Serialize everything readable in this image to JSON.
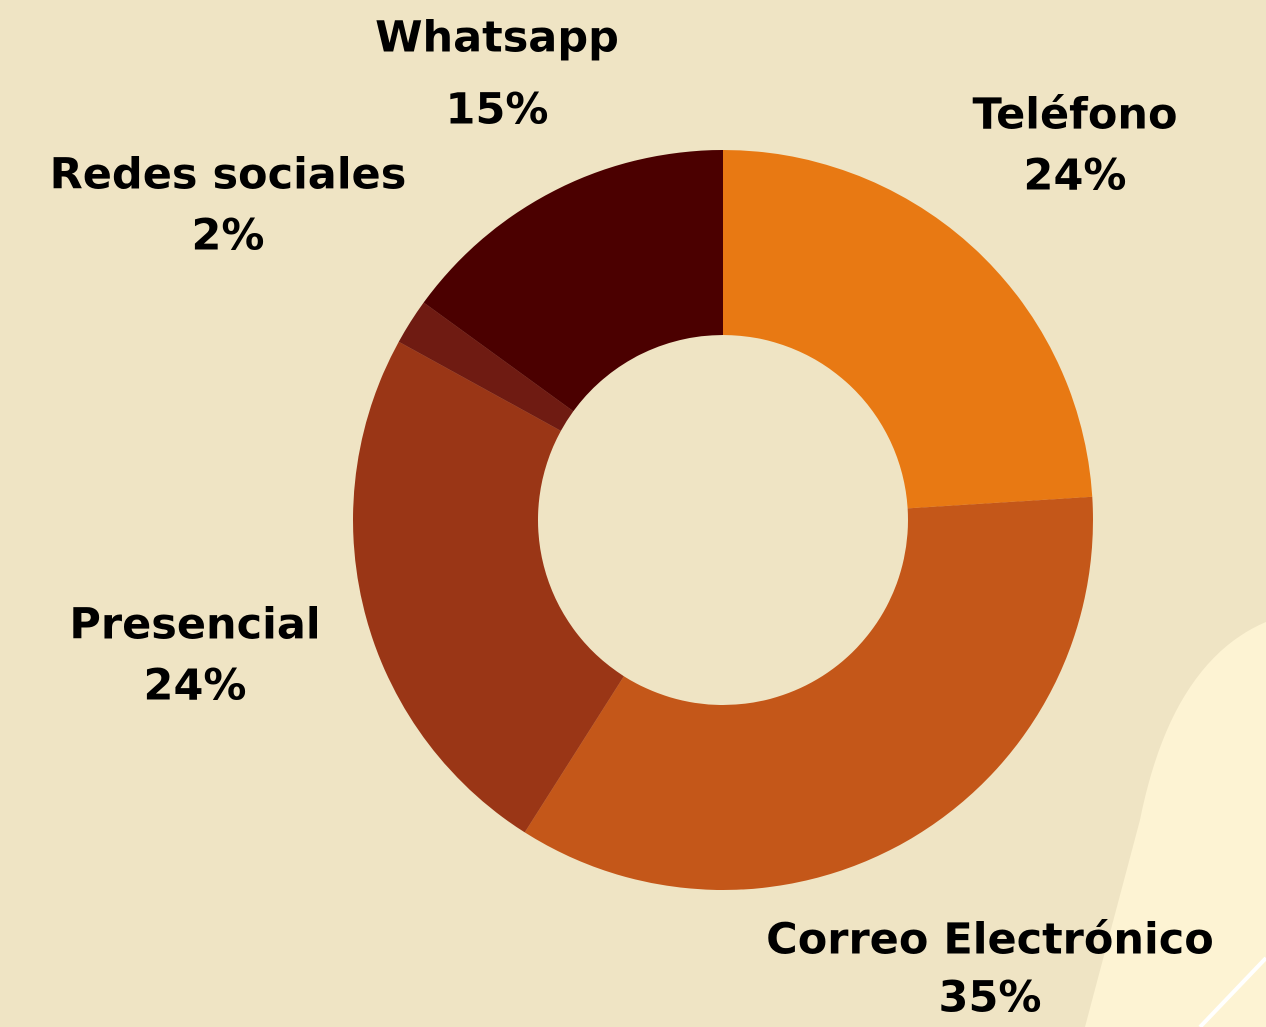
{
  "chart_data": {
    "type": "pie",
    "donut": true,
    "categories": [
      "Teléfono",
      "Correo Electrónico",
      "Presencial",
      "Redes sociales",
      "Whatsapp"
    ],
    "values": [
      24,
      35,
      24,
      2,
      15
    ],
    "value_labels": [
      "24%",
      "35%",
      "24%",
      "2%",
      "15%"
    ],
    "colors": [
      "#e87913",
      "#c45719",
      "#9a3616",
      "#6f1b12",
      "#4b0000"
    ]
  }
}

Aim | Repeat all of the data above word for word, minus the pictures.

Full output |
Serialize everything readable in this image to JSON.
{
  "chart_data": {
    "type": "pie",
    "donut": true,
    "categories": [
      "Teléfono",
      "Correo Electrónico",
      "Presencial",
      "Redes sociales",
      "Whatsapp"
    ],
    "values": [
      24,
      35,
      24,
      2,
      15
    ],
    "value_labels": [
      "24%",
      "35%",
      "24%",
      "2%",
      "15%"
    ],
    "colors": [
      "#e87913",
      "#c45719",
      "#9a3616",
      "#6f1b12",
      "#4b0000"
    ]
  }
}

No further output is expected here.